## [Exercise task]
Search the records that follow and extract every line containing the string "chevron".
[start Stored records]
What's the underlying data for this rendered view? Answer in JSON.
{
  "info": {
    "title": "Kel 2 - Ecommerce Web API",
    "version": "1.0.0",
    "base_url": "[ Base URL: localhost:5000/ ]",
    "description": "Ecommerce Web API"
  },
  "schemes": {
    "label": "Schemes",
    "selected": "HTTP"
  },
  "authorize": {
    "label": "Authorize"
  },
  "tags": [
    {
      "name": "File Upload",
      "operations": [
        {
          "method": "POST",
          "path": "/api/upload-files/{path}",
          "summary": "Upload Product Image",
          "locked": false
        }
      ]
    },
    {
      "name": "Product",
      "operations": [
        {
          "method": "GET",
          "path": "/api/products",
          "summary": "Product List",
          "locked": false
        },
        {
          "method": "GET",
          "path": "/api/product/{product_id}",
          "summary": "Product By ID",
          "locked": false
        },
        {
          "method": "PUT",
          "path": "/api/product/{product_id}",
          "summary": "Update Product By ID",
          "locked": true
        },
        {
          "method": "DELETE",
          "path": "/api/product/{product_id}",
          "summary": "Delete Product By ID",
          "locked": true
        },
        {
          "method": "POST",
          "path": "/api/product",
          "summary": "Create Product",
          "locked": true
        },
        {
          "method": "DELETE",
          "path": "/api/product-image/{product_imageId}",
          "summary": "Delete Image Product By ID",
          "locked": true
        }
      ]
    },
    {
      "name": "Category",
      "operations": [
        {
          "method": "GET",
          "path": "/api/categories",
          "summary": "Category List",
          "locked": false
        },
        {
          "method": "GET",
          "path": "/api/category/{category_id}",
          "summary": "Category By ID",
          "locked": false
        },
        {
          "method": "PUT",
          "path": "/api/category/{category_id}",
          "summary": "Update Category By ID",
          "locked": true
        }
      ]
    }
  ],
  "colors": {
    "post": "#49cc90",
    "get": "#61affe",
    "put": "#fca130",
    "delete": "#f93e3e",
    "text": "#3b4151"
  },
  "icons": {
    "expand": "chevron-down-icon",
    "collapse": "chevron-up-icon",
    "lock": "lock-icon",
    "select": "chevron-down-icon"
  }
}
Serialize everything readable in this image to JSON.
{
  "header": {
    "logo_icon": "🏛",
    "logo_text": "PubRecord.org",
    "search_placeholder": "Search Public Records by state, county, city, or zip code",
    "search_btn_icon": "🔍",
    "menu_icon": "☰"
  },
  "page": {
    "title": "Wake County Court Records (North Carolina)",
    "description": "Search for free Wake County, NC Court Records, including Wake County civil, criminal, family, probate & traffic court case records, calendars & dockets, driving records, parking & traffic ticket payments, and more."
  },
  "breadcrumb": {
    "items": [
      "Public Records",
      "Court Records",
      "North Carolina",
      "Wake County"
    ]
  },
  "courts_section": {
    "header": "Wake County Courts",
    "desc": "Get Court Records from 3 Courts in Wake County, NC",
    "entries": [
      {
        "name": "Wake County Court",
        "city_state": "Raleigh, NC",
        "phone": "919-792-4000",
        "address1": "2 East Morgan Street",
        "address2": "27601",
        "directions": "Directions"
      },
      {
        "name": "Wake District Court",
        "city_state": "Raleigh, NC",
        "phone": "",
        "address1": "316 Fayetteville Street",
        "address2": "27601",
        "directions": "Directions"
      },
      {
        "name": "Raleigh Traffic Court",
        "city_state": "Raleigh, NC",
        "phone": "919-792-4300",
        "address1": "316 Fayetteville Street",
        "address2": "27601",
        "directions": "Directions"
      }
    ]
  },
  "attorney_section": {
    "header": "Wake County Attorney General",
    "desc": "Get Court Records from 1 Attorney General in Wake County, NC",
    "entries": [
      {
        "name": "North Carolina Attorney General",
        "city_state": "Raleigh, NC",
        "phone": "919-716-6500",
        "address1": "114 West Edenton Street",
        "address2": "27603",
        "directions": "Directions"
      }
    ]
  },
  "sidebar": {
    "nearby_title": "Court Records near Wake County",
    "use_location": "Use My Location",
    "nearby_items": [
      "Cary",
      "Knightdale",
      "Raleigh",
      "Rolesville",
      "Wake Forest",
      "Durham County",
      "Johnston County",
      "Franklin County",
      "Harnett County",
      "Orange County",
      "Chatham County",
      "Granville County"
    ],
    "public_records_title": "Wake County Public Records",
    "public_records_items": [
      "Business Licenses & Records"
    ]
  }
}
[end Stored records]
## [Response for this exercise]
    "expand": "chevron-down-icon",
    "collapse": "chevron-up-icon",
    "select": "chevron-down-icon"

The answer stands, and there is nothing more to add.